__TASK PROMPT__.
Show every line in the records below that contains the word "true".

(Collected data)

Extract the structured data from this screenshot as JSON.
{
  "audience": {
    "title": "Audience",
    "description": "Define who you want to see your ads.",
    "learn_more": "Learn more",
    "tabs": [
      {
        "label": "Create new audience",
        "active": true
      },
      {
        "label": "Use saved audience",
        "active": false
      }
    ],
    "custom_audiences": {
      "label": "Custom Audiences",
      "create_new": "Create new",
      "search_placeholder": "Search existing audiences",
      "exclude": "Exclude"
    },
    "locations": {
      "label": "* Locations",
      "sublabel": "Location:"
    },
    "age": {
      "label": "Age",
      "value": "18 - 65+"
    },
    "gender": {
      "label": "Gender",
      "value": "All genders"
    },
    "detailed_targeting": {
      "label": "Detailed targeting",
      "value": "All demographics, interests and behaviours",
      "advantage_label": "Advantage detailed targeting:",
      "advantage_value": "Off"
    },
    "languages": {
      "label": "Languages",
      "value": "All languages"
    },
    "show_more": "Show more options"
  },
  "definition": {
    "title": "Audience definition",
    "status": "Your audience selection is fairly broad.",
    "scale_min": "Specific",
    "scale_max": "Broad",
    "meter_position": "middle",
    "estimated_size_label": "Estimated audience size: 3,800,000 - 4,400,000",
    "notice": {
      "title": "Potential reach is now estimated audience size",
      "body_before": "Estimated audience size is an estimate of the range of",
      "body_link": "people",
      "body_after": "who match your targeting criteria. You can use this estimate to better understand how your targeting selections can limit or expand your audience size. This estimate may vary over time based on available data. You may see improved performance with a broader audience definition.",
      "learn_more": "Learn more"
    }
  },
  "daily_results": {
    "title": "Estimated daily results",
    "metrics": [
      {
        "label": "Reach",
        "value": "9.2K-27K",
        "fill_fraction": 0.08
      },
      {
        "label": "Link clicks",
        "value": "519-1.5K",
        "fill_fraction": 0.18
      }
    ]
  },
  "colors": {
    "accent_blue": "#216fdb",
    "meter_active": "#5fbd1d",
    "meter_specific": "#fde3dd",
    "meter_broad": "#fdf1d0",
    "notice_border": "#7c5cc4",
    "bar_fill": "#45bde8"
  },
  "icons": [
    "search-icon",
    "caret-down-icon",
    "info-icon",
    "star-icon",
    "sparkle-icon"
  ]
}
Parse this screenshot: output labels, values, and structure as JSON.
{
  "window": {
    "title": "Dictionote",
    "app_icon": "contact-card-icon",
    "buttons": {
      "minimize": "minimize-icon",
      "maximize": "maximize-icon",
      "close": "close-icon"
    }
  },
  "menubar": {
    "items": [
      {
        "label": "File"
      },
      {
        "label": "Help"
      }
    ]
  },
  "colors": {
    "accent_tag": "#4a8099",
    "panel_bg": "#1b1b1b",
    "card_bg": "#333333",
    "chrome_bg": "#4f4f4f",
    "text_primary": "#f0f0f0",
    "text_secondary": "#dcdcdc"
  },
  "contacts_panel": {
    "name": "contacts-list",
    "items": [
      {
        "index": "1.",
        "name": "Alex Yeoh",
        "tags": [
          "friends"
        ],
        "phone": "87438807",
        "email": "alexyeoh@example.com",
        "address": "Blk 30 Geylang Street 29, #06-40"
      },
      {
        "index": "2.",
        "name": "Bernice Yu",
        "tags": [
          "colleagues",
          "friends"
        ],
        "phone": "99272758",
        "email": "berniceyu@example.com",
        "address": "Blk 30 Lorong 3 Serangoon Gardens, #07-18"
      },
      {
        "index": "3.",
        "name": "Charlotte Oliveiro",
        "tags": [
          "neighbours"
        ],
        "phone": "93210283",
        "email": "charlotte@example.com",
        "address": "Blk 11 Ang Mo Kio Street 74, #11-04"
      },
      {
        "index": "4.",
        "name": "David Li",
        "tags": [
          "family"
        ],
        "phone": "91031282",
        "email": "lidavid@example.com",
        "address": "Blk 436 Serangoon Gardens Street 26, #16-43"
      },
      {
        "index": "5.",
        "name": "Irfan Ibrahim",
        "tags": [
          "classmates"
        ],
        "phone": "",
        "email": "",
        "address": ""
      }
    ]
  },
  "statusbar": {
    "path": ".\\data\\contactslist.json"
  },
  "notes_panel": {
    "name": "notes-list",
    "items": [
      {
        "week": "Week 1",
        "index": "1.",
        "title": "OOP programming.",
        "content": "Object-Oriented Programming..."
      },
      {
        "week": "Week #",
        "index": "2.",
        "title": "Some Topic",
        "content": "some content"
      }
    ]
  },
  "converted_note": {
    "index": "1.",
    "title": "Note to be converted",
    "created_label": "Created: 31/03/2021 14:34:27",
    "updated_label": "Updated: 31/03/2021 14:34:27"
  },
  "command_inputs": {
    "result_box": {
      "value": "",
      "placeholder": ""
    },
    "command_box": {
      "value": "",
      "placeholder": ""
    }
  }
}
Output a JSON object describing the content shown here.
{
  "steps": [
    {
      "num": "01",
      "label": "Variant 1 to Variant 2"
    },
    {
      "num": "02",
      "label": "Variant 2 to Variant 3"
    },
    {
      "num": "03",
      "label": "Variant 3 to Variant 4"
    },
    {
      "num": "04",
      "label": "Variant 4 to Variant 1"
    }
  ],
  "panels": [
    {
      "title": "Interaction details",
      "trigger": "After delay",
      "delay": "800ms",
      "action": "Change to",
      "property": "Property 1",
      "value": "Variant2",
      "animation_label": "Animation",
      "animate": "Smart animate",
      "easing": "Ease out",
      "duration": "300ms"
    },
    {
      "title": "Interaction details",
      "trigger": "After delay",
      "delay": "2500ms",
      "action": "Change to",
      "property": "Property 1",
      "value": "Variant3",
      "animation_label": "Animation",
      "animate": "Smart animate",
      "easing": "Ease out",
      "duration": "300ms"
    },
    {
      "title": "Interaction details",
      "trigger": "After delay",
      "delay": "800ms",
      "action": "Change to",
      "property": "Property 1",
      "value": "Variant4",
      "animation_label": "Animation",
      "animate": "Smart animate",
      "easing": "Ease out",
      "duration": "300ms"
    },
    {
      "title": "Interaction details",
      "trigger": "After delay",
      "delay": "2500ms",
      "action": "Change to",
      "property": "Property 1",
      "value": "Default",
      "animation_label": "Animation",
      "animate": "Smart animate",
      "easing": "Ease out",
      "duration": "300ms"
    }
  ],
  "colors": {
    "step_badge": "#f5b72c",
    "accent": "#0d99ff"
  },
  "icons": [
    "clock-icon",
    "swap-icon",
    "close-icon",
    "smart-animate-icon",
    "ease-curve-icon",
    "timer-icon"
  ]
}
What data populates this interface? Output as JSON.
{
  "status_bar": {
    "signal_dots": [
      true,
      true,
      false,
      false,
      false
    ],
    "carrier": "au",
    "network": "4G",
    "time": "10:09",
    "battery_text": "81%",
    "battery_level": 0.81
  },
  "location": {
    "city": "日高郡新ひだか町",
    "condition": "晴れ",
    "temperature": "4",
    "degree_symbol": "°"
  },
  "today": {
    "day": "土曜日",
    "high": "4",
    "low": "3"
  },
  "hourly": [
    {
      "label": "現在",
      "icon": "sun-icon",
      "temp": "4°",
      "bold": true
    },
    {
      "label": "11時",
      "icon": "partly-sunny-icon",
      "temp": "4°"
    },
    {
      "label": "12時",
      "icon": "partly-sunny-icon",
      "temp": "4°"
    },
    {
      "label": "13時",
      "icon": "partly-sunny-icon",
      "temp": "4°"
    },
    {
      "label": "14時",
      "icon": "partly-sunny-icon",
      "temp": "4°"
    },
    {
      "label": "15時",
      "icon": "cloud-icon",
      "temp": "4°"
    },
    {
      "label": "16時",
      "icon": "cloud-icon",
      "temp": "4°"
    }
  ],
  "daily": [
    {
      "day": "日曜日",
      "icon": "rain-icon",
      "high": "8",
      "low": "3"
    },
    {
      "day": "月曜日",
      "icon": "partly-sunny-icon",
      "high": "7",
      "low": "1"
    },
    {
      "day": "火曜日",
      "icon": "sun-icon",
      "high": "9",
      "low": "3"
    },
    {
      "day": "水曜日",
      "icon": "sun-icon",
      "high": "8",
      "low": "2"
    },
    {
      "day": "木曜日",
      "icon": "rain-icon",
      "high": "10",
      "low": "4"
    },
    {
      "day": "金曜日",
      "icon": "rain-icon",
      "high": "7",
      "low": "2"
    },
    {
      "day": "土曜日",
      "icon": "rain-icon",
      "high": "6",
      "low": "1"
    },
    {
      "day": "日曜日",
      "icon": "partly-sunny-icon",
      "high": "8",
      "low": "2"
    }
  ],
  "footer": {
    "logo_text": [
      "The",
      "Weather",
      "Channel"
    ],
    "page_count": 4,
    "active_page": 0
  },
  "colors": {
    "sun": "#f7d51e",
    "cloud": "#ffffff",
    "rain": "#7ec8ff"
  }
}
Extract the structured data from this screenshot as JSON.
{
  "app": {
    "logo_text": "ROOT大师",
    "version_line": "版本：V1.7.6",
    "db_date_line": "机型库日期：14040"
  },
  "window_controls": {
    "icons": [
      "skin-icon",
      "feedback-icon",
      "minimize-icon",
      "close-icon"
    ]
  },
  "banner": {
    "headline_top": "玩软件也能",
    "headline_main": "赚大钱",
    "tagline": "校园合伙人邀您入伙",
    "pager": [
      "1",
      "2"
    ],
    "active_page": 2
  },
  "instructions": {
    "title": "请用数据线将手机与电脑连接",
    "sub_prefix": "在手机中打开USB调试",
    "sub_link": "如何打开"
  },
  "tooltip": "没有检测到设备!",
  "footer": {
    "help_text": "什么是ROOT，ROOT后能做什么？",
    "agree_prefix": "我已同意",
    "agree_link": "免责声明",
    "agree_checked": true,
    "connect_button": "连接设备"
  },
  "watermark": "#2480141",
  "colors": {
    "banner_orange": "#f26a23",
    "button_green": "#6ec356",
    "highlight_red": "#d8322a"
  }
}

__WRITTEN RESPONSE__.
        "active": true
      true,
      true,
      "bold": true
    "agree_checked": true,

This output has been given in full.